*** Block opens ***

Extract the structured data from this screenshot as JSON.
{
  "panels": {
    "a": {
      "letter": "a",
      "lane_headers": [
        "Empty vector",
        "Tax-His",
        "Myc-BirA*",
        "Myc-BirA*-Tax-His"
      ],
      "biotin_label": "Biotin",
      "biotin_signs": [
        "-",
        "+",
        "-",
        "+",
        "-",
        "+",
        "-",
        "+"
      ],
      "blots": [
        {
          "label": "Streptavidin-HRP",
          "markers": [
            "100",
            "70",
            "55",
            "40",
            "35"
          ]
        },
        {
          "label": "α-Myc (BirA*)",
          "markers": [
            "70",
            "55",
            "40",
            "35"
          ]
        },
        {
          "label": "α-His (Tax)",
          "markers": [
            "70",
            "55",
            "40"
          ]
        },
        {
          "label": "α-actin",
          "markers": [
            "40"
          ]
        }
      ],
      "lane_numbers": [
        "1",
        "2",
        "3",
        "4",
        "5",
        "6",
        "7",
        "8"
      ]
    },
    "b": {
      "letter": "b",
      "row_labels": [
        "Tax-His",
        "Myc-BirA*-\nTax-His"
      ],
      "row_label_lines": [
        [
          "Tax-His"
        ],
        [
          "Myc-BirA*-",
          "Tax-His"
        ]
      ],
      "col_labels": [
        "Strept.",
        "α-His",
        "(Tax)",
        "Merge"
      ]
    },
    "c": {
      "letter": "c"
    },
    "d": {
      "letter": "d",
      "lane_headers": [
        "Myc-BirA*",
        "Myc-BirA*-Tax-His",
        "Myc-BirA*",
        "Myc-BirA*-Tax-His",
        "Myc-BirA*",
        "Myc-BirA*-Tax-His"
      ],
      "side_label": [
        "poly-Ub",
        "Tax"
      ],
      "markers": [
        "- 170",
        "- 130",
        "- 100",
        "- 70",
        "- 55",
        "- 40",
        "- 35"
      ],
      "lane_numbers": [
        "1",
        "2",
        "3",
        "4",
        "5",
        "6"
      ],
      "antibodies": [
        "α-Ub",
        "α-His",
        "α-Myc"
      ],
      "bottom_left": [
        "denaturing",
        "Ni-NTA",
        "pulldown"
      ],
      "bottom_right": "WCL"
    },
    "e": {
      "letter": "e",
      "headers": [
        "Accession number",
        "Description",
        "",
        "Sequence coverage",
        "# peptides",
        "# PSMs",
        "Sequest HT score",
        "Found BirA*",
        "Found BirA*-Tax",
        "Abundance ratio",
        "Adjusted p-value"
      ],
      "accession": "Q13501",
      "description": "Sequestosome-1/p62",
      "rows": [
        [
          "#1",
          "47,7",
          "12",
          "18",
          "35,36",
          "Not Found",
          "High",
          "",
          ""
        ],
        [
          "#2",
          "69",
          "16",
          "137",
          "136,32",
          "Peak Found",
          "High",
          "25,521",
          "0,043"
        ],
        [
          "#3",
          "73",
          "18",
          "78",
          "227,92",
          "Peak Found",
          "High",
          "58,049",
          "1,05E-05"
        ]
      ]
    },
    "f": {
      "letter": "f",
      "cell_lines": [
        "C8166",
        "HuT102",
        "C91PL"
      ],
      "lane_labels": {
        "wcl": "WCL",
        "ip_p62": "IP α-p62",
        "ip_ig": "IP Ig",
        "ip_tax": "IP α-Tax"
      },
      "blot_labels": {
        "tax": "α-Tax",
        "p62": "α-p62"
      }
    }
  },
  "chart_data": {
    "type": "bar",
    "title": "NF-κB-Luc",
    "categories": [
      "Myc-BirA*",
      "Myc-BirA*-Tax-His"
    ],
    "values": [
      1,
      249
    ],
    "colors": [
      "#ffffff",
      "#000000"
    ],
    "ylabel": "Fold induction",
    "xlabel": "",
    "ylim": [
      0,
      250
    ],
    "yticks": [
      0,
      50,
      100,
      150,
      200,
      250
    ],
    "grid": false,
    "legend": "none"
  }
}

*** Block closes ***

The task: Where the string "letter" turns up in a line of the data above, copy that whole line.

Finished task:
      "letter": "a",
      "letter": "b",
      "letter": "c"
      "letter": "d",
      "letter": "e",
      "letter": "f",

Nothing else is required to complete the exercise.